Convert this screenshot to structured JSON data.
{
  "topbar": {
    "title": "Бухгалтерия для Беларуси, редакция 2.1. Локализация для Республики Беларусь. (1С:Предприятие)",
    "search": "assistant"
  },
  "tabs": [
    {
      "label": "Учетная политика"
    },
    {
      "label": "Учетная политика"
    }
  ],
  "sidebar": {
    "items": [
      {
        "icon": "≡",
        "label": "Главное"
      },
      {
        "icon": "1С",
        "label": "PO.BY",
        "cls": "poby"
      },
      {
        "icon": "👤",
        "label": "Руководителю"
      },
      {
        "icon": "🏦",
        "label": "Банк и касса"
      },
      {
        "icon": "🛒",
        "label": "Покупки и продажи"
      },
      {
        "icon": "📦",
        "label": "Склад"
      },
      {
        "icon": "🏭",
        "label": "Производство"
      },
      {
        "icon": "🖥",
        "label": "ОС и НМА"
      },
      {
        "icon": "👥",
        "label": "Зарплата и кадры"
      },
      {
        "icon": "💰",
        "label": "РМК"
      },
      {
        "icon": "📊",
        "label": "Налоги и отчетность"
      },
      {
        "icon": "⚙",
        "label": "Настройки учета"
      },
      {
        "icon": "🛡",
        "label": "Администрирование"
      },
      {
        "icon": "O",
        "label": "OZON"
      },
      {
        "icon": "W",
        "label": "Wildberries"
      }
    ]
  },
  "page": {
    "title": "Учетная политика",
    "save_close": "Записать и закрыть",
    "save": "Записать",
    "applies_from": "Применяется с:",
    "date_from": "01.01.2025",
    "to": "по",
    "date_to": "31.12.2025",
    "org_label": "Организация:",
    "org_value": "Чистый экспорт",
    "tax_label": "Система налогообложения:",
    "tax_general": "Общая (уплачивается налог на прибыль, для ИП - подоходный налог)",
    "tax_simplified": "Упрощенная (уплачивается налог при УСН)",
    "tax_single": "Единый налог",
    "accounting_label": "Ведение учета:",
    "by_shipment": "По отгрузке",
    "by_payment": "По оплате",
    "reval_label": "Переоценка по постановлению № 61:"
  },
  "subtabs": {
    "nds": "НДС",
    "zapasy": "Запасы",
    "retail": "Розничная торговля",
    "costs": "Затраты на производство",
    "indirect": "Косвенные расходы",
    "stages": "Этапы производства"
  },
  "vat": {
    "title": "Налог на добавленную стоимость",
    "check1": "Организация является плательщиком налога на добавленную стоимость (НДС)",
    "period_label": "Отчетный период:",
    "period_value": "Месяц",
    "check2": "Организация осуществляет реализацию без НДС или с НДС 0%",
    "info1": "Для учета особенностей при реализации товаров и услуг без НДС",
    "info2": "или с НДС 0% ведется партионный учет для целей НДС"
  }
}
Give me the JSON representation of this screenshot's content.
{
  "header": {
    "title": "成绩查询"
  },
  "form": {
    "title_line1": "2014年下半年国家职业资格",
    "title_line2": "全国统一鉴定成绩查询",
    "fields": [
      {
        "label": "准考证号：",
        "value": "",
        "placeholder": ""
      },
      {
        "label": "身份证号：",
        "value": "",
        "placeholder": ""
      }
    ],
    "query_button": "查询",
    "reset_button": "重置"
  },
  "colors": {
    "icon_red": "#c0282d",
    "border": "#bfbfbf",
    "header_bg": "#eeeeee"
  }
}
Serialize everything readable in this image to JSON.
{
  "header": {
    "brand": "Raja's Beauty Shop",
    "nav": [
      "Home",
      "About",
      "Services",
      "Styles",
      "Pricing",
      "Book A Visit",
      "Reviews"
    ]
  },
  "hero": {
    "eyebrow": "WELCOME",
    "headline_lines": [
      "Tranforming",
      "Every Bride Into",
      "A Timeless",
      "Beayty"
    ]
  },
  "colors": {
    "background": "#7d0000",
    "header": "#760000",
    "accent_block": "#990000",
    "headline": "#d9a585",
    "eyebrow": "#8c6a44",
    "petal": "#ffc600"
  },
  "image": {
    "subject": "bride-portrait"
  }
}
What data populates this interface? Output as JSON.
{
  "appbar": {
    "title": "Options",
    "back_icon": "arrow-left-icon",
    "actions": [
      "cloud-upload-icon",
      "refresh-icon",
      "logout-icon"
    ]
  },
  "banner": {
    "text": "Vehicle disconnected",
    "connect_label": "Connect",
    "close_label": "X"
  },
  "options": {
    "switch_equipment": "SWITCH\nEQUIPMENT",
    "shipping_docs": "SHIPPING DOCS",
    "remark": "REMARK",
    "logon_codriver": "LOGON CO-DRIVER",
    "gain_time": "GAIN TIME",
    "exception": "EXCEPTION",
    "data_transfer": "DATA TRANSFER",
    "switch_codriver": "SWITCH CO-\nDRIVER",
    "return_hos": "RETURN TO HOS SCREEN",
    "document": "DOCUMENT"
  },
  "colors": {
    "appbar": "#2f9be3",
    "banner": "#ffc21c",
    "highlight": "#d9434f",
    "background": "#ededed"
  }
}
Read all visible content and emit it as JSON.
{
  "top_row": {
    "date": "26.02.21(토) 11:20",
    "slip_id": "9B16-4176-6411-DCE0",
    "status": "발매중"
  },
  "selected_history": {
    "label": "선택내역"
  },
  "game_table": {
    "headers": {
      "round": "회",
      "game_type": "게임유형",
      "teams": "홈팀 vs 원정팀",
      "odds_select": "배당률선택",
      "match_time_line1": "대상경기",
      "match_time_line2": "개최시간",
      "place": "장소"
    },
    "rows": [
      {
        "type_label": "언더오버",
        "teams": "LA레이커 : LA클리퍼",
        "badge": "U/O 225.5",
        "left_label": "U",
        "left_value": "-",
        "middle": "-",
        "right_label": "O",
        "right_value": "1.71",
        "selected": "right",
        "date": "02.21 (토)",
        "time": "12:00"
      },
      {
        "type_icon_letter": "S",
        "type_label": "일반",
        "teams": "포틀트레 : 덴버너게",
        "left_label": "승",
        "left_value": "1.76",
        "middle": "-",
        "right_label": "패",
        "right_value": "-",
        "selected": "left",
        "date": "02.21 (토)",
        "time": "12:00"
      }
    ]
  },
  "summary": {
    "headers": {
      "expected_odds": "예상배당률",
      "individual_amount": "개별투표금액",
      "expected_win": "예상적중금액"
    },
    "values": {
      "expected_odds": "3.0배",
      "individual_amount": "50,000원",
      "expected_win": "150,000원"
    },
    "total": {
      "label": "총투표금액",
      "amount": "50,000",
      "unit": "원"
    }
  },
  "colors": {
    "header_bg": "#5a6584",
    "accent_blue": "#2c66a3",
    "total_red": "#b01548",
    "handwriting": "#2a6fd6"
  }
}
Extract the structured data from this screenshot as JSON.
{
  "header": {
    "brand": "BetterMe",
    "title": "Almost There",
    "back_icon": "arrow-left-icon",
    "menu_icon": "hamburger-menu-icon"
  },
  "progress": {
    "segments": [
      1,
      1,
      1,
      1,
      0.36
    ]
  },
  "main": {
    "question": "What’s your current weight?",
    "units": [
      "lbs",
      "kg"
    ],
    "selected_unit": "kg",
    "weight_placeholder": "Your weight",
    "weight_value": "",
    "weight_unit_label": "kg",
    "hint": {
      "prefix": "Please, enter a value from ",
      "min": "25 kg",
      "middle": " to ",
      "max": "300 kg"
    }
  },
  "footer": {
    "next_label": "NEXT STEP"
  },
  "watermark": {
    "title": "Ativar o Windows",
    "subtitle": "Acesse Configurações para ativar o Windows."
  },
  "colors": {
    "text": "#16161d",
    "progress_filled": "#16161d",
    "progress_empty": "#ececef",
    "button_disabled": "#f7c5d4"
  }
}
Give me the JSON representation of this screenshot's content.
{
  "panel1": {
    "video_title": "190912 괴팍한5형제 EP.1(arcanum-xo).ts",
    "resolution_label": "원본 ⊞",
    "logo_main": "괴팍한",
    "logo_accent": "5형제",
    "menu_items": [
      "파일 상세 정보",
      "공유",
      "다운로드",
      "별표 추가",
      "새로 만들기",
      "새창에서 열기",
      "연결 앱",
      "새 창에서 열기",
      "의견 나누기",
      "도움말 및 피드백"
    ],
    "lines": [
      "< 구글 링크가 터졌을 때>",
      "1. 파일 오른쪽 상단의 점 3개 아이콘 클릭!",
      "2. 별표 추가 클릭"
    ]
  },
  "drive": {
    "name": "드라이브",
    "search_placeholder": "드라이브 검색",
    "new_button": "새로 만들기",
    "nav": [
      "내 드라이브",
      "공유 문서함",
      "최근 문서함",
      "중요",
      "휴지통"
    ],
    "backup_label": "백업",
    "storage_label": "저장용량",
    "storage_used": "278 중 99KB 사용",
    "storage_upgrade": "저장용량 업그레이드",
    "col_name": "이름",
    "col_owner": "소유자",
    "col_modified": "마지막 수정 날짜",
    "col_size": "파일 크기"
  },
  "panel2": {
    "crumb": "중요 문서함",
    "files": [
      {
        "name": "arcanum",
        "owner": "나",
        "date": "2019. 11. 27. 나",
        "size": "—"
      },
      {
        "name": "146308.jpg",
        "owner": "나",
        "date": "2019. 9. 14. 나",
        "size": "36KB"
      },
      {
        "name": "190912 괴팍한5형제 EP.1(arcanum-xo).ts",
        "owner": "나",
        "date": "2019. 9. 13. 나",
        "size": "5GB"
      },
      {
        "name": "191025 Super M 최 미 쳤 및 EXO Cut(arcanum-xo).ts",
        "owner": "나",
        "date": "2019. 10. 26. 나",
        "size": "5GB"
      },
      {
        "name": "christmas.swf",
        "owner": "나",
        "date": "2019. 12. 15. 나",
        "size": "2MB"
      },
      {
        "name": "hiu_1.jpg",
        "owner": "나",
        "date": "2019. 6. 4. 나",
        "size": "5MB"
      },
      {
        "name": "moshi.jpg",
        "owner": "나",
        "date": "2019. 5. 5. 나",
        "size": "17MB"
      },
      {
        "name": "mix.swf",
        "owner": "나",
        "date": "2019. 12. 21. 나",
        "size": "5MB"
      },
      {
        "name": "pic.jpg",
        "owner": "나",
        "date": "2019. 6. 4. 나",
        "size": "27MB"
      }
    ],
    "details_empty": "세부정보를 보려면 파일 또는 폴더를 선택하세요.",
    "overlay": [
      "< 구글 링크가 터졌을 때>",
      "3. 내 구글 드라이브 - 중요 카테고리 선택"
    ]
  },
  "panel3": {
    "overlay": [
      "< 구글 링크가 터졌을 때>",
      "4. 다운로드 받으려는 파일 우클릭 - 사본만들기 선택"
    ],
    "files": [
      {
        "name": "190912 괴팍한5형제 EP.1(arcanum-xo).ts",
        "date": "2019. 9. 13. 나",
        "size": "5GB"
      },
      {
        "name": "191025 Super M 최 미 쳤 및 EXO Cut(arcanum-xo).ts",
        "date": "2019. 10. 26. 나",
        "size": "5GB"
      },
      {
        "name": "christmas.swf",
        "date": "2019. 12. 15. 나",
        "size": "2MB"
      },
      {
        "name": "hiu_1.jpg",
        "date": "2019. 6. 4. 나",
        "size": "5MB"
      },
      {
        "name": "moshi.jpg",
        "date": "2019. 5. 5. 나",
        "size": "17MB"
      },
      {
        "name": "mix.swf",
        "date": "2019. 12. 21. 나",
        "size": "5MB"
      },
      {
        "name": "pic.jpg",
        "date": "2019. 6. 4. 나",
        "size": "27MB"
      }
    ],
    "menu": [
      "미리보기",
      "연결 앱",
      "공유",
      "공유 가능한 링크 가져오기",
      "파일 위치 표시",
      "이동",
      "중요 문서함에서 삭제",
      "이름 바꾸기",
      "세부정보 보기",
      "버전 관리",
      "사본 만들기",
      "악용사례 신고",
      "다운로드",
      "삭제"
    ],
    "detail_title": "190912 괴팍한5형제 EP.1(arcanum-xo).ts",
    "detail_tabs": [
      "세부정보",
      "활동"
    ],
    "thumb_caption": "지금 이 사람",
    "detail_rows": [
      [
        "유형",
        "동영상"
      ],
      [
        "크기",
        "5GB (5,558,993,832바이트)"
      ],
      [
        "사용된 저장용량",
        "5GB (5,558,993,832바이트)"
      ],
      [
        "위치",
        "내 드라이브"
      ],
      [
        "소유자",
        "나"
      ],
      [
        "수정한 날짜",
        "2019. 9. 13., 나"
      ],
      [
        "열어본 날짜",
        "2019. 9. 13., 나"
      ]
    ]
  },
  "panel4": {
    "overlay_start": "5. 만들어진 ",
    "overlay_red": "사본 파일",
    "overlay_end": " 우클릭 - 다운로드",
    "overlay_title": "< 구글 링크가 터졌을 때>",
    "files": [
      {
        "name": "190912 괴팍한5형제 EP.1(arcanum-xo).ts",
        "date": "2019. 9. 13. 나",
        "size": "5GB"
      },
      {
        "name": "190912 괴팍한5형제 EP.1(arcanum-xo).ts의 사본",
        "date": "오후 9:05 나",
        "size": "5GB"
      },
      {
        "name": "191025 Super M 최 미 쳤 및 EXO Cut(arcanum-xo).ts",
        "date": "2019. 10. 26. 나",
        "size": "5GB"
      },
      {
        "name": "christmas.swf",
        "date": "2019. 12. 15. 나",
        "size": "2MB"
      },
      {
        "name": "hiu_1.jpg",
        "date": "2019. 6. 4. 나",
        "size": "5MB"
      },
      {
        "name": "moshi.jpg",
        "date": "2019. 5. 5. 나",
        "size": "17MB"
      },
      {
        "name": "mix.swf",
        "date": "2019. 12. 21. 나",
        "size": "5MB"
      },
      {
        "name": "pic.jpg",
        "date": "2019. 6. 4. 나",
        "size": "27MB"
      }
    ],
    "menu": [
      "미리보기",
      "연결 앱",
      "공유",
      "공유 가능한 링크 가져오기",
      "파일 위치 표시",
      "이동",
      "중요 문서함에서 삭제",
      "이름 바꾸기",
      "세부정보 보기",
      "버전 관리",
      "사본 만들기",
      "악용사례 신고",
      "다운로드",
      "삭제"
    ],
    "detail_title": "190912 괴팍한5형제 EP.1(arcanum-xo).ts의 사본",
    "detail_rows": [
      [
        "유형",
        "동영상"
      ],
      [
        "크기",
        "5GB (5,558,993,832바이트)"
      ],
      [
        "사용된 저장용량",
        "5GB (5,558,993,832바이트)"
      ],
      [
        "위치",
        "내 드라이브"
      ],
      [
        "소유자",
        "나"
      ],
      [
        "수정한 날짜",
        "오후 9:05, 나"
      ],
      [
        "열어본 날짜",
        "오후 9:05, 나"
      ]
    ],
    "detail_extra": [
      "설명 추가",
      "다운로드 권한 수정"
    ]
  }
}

__________

Take each line containing the string "image" and copy it out.

## Response to the task
Serialize everything readable in this image to JSON.
  "image": {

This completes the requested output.